**Records:**
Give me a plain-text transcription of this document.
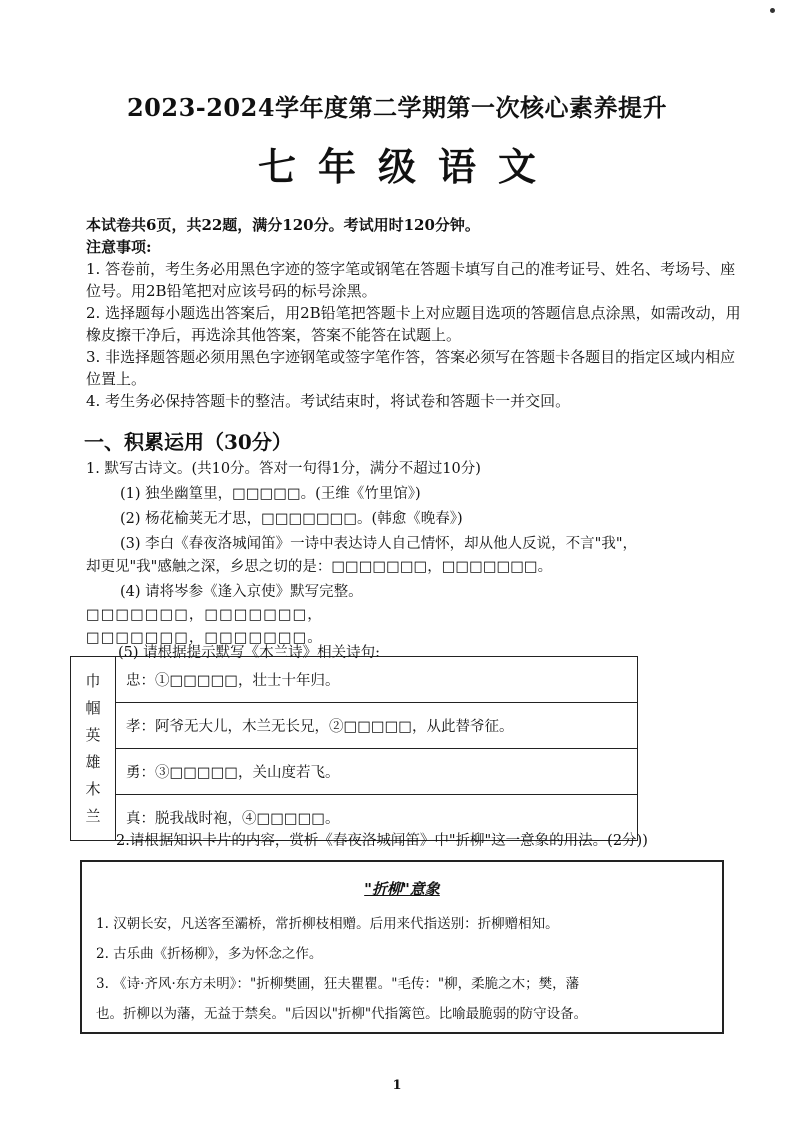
2023-2024学年度第二学期第一次核心素养提升
七年级语文
本试卷共6页，共22题，满分120分。考试用时120分钟。
注意事项:
1. 答卷前，考生务必用黑色字迹的签字笔或钢笔在答题卡填写自己的准考证号、姓名、考场号、座位号。用2B铅笔把对应该号码的标号涂黑。
2. 选择题每小题选出答案后，用2B铅笔把答题卡上对应题目选项的答题信息点涂黑，如需改动，用橡皮擦干净后，再选涂其他答案，答案不能答在试题上。
3. 非选择题答题必须用黑色字迹钢笔或签字笔作答，答案必须写在答题卡各题目的指定区域内相应位置上。
4. 考生务必保持答题卡的整洁。考试结束时，将试卷和答题卡一并交回。
一、积累运用（30分）
1. 默写古诗文。(共10分。答对一句得1分，满分不超过10分)
(1) 独坐幽篁里，□□□□□。(王维《竹里馆》)
(2) 杨花榆荚无才思，□□□□□□□。(韩愈《晚春》)
(3) 李白《春夜洛城闻笛》一诗中表达诗人自己情怀，却从他人反说，不言"我"，
却更见"我"感触之深，乡思之切的是：□□□□□□□，□□□□□□□。
(4) 请将岑参《逢入京使》默写完整。
□□□□□□□，□□□□□□□，
□□□□□□□，□□□□□□□。
(5) 请根据提示默写《木兰诗》相关诗句:
巾
帼
英
雄
木
兰	忠：①□□□□□，壮士十年归。
孝：阿爷无大儿，木兰无长兄，②□□□□□，从此替爷征。
勇：③□□□□□，关山度若飞。
真：脱我战时袍，④□□□□□。
2.请根据知识卡片的内容，赏析《春夜洛城闻笛》中"折柳"这一意象的用法。(2分))
"折柳"意象
1. 汉朝长安，凡送客至灞桥，常折柳枝相赠。后用来代指送别：折柳赠相知。
2. 古乐曲《折杨柳》，多为怀念之作。
3. 《诗·齐风·东方未明》："折柳樊圃，狂夫瞿瞿。"毛传："柳，柔脆之木；樊，藩
也。折柳以为藩，无益于禁矣。"后因以"折柳"代指篱笆。比喻最脆弱的防守设备。
1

**What you should do:**
Return the listing above word for word, with the pictures removed.

**Exercise output:**
Give me a plain-text transcription of this document.
2023-2024学年度第二学期第一次核心素养提升
七年级语文
本试卷共6页，共22题，满分120分。考试用时120分钟。
注意事项:
1. 答卷前，考生务必用黑色字迹的签字笔或钢笔在答题卡填写自己的准考证号、姓名、考场号、座位号。用2B铅笔把对应该号码的标号涂黑。
2. 选择题每小题选出答案后，用2B铅笔把答题卡上对应题目选项的答题信息点涂黑，如需改动，用橡皮擦干净后，再选涂其他答案，答案不能答在试题上。
3. 非选择题答题必须用黑色字迹钢笔或签字笔作答，答案必须写在答题卡各题目的指定区域内相应位置上。
4. 考生务必保持答题卡的整洁。考试结束时，将试卷和答题卡一并交回。
一、积累运用（30分）
1. 默写古诗文。(共10分。答对一句得1分，满分不超过10分)
(1) 独坐幽篁里，□□□□□。(王维《竹里馆》)
(2) 杨花榆荚无才思，□□□□□□□。(韩愈《晚春》)
(3) 李白《春夜洛城闻笛》一诗中表达诗人自己情怀，却从他人反说，不言"我"，
却更见"我"感触之深，乡思之切的是：□□□□□□□，□□□□□□□。
(4) 请将岑参《逢入京使》默写完整。
□□□□□□□，□□□□□□□，
□□□□□□□，□□□□□□□。
(5) 请根据提示默写《木兰诗》相关诗句:
巾
帼
英
雄
木
兰	忠：①□□□□□，壮士十年归。
孝：阿爷无大儿，木兰无长兄，②□□□□□，从此替爷征。
勇：③□□□□□，关山度若飞。
真：脱我战时袍，④□□□□□。
2.请根据知识卡片的内容，赏析《春夜洛城闻笛》中"折柳"这一意象的用法。(2分))
"折柳"意象
1. 汉朝长安，凡送客至灞桥，常折柳枝相赠。后用来代指送别：折柳赠相知。
2. 古乐曲《折杨柳》，多为怀念之作。
3. 《诗·齐风·东方未明》："折柳樊圃，狂夫瞿瞿。"毛传："柳，柔脆之木；樊，藩
也。折柳以为藩，无益于禁矣。"后因以"折柳"代指篱笆。比喻最脆弱的防守设备。
1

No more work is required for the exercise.